Text extract —
_ _ _

"Rhythm Is a Mystery" is the debut single by British electronic music group K-Klass, released in 1991 from their debut album, Universal. Lead vocals are performed by Bobbi Depasois.

Background and release
Andy Williams, Carl Thomas, Russ Morgan and Paul Roberts met in a nightclub in Manchester in 1988. They formed production collective K-Klass and debuted with The Wildlife EP in 1990. "Rhythm Is a Mystery" was their follow-up in 1991. The distinctive drum roll which features at various junctures in the track was sampled from the 1987 song "Devotion" by Ten City. First released via Creed Records, it secured K-Klass a contract with Deconstruction. Upon the first release of "Rhythm Is a Mystery", the song only reached No. 61 in the UK. However, after a new remix was re-released that same year, it peaked at No. 3 on the UK Singles Chart. It is their biggest hit to date.

Impact and legacy
British clubbing magazine Mixmag ranked "Rhythm Is a Mystery" number 34 in its "100 Greatest Dance Singles of All Time" list in 1996.

_ _ _

Short exercise 1 — Retype the rows verbatim, from the first of them down to the line containing "legend-label-built-up-area: Built-up Area", including both ends.

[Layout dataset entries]
_ _ _

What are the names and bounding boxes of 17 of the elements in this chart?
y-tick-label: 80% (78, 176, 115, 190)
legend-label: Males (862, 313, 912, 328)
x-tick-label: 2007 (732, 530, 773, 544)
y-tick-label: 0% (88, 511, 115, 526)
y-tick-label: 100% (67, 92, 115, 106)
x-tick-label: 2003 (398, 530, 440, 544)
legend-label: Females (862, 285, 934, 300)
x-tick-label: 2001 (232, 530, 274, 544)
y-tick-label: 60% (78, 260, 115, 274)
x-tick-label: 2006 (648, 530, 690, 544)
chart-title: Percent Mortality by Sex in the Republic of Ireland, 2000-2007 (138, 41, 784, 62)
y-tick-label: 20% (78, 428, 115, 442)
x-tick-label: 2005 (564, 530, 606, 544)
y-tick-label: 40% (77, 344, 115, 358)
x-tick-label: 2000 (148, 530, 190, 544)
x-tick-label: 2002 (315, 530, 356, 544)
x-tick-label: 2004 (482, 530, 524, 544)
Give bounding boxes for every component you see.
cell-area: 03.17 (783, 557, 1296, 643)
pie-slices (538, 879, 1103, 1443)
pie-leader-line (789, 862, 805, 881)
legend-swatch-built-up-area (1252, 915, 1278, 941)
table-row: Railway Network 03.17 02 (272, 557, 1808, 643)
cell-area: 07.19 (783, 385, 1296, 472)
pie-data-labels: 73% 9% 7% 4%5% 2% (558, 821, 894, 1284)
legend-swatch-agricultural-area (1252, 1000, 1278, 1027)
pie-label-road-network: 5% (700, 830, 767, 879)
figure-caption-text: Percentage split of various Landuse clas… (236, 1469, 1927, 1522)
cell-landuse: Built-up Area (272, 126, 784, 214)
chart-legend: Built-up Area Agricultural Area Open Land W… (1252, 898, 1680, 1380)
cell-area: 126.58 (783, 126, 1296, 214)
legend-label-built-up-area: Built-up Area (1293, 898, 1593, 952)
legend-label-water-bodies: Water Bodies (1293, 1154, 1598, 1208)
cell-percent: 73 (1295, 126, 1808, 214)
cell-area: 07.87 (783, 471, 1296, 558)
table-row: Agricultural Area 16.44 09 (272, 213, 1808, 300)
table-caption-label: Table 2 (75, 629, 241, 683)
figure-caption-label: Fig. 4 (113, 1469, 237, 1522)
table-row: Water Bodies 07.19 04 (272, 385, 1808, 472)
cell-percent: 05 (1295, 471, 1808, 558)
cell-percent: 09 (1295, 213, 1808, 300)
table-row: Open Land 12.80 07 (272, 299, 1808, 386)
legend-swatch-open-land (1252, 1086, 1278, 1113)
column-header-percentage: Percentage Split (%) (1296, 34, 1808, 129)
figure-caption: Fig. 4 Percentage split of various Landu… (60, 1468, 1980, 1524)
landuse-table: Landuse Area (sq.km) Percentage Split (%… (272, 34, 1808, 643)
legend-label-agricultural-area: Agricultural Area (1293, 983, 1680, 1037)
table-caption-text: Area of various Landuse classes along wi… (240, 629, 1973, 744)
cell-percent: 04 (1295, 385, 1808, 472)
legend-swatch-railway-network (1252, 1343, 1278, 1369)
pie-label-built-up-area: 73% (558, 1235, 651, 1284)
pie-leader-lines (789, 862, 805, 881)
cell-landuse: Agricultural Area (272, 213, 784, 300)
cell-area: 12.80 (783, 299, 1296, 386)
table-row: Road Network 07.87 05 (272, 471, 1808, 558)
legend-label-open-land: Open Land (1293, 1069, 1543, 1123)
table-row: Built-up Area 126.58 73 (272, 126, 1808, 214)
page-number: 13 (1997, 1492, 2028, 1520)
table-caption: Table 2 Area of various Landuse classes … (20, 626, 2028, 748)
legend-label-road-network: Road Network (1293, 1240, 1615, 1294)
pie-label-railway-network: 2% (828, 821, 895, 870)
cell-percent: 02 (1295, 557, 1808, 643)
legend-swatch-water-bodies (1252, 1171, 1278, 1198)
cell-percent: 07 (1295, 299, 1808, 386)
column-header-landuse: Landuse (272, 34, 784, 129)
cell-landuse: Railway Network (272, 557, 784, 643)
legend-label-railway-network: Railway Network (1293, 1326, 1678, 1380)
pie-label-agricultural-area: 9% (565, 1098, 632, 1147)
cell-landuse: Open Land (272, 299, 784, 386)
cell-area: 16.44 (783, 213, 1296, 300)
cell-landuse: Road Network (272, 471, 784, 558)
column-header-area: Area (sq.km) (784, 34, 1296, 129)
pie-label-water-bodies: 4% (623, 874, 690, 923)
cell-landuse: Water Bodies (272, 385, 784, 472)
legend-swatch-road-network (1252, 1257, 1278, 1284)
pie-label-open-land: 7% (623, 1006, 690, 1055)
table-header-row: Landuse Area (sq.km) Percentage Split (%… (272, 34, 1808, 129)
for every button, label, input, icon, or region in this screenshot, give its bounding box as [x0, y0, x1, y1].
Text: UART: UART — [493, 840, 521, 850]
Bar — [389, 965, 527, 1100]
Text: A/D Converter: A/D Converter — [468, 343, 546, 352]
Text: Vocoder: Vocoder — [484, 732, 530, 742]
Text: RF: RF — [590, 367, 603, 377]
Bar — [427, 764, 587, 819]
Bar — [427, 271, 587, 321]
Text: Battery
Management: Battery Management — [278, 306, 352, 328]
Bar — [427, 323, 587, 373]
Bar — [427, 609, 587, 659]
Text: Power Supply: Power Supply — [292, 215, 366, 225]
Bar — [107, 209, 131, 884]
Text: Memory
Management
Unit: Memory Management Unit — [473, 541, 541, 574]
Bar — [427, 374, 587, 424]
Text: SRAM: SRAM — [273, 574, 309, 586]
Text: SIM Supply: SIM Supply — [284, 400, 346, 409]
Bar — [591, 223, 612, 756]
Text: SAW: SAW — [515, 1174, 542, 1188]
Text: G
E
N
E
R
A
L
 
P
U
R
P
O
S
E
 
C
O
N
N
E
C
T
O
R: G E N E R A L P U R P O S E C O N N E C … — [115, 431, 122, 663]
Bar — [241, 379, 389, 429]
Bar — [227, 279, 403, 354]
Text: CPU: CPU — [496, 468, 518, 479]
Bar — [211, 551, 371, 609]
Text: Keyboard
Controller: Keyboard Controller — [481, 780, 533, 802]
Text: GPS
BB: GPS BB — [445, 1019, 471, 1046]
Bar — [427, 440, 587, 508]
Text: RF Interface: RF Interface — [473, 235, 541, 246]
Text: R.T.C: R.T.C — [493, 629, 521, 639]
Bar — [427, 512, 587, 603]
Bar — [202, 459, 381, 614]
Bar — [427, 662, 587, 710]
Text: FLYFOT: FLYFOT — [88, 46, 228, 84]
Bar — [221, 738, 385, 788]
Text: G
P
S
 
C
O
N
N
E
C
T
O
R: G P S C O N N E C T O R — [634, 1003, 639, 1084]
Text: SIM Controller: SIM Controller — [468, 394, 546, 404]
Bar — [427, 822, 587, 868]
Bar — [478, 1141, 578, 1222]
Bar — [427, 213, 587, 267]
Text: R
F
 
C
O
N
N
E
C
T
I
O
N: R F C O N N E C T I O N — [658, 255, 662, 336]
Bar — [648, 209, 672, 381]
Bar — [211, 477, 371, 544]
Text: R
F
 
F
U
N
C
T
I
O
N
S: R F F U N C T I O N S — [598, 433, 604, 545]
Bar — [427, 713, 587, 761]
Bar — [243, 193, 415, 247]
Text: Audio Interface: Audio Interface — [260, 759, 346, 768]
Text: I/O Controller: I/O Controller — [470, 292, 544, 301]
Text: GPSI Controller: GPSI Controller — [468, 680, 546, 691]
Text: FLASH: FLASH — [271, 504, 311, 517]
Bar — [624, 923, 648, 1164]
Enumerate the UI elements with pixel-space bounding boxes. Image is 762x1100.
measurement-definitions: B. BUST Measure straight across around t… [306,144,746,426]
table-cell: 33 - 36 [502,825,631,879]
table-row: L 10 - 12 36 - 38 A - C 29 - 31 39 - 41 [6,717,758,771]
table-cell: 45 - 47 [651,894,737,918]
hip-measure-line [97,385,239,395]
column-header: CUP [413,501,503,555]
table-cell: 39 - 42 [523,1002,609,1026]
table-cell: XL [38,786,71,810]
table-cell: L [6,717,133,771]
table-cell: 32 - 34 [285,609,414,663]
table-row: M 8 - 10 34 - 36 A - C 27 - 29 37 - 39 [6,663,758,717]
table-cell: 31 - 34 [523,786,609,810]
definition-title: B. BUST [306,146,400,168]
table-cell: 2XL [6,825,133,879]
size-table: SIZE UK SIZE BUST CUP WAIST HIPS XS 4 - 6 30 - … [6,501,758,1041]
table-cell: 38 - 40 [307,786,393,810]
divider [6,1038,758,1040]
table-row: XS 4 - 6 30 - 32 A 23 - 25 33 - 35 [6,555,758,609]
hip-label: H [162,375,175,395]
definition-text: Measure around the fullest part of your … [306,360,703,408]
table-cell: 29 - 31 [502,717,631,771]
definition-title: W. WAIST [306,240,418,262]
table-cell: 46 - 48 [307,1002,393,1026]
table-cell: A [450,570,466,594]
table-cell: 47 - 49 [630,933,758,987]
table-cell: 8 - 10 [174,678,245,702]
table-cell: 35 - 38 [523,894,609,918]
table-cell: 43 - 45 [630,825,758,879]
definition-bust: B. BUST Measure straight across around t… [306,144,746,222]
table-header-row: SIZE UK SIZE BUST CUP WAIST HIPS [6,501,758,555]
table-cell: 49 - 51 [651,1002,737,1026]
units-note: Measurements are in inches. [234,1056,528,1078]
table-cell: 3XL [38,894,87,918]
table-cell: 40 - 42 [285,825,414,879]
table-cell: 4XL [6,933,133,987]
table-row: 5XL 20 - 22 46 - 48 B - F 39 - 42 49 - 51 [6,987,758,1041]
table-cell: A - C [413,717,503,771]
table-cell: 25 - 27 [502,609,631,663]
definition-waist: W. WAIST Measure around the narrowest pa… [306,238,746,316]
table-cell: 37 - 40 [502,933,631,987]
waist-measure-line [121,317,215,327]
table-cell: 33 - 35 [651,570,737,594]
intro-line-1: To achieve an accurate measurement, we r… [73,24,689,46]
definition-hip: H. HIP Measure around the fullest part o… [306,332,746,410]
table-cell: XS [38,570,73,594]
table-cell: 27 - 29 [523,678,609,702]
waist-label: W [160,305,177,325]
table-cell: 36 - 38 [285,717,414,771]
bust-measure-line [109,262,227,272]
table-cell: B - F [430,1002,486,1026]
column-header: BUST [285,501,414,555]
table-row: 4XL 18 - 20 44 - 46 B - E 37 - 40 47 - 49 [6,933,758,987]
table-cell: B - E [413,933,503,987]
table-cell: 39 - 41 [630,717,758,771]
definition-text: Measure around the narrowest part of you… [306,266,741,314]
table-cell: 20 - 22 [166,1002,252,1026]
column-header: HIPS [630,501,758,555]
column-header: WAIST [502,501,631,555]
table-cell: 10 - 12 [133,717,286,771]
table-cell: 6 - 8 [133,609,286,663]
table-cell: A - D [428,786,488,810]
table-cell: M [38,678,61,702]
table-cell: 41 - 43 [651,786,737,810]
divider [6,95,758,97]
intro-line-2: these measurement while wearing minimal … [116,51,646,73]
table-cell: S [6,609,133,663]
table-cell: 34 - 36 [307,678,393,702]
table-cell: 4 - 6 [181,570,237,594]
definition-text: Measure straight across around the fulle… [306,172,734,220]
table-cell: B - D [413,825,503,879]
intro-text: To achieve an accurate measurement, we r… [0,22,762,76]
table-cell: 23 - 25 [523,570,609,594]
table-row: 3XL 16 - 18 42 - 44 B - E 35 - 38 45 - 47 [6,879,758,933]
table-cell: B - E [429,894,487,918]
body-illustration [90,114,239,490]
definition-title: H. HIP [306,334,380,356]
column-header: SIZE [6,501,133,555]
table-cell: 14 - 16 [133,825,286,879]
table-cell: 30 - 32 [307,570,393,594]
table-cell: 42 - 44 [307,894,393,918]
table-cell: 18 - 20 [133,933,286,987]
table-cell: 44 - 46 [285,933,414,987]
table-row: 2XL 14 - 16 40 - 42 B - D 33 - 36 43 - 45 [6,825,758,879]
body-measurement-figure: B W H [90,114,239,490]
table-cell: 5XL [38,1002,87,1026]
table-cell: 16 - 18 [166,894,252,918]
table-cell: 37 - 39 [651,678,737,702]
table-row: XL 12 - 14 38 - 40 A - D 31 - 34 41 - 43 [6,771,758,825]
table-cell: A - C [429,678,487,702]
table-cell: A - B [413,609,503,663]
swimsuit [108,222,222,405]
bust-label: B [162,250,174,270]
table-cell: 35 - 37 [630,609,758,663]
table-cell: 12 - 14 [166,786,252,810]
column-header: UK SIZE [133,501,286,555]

_ _ _

Short exercise 2 — Echo the text on "Rhythm Is a Mystery" verbatim, from "Background and release" down to "list in 1996.".

Exercise output 1 —
What are the names and bounding boxes of 17 of the elements in this chart?
y-tick-label: 80% (78, 176, 115, 190)
legend-label: Males (862, 313, 912, 328)
x-tick-label: 2007 (732, 530, 773, 544)
y-tick-label: 0% (88, 511, 115, 526)
y-tick-label: 100% (67, 92, 115, 106)
x-tick-label: 2003 (398, 530, 440, 544)
legend-label: Females (862, 285, 934, 300)
x-tick-label: 2001 (232, 530, 274, 544)
y-tick-label: 60% (78, 260, 115, 274)
x-tick-label: 2006 (648, 530, 690, 544)
chart-title: Percent Mortality by Sex in the Republic of Ireland, 2000-2007 (138, 41, 784, 62)
y-tick-label: 20% (78, 428, 115, 442)
x-tick-label: 2005 (564, 530, 606, 544)
y-tick-label: 40% (77, 344, 115, 358)
x-tick-label: 2000 (148, 530, 190, 544)
x-tick-label: 2002 (315, 530, 356, 544)
x-tick-label: 2004 (482, 530, 524, 544)
Give bounding boxes for every component you see.
cell-area: 03.17 (783, 557, 1296, 643)
pie-slices (538, 879, 1103, 1443)
pie-leader-line (789, 862, 805, 881)
legend-swatch-built-up-area (1252, 915, 1278, 941)
table-row: Railway Network 03.17 02 (272, 557, 1808, 643)
cell-area: 07.19 (783, 385, 1296, 472)
pie-data-labels: 73% 9% 7% 4%5% 2% (558, 821, 894, 1284)
legend-swatch-agricultural-area (1252, 1000, 1278, 1027)
pie-label-road-network: 5% (700, 830, 767, 879)
figure-caption-text: Percentage split of various Landuse clas… (236, 1469, 1927, 1522)
cell-landuse: Built-up Area (272, 126, 784, 214)
chart-legend: Built-up Area Agricultural Area Open Land W… (1252, 898, 1680, 1380)
cell-area: 126.58 (783, 126, 1296, 214)
legend-label-built-up-area: Built-up Area (1293, 898, 1593, 952)

Exercise output 2 —
Background and release
Andy Williams, Carl Thomas, Russ Morgan and Paul Roberts met in a nightclub in Manchester in 1988. They formed production collective K-Klass and debuted with The Wildlife EP in 1990. "Rhythm Is a Mystery" was their follow-up in 1991. The distinctive drum roll which features at various junctures in the track was sampled from the 1987 song "Devotion" by Ten City. First released via Creed Records, it secured K-Klass a contract with Deconstruction. Upon the first release of "Rhythm Is a Mystery", the song only reached No. 61 in the UK. However, after a new remix was re-released that same year, it peaked at No. 3 on the UK Singles Chart. It is their biggest hit to date.

Impact and legacy
British clubbing magazine Mixmag ranked "Rhythm Is a Mystery" number 34 in its "100 Greatest Dance Singles of All Time" list in 1996.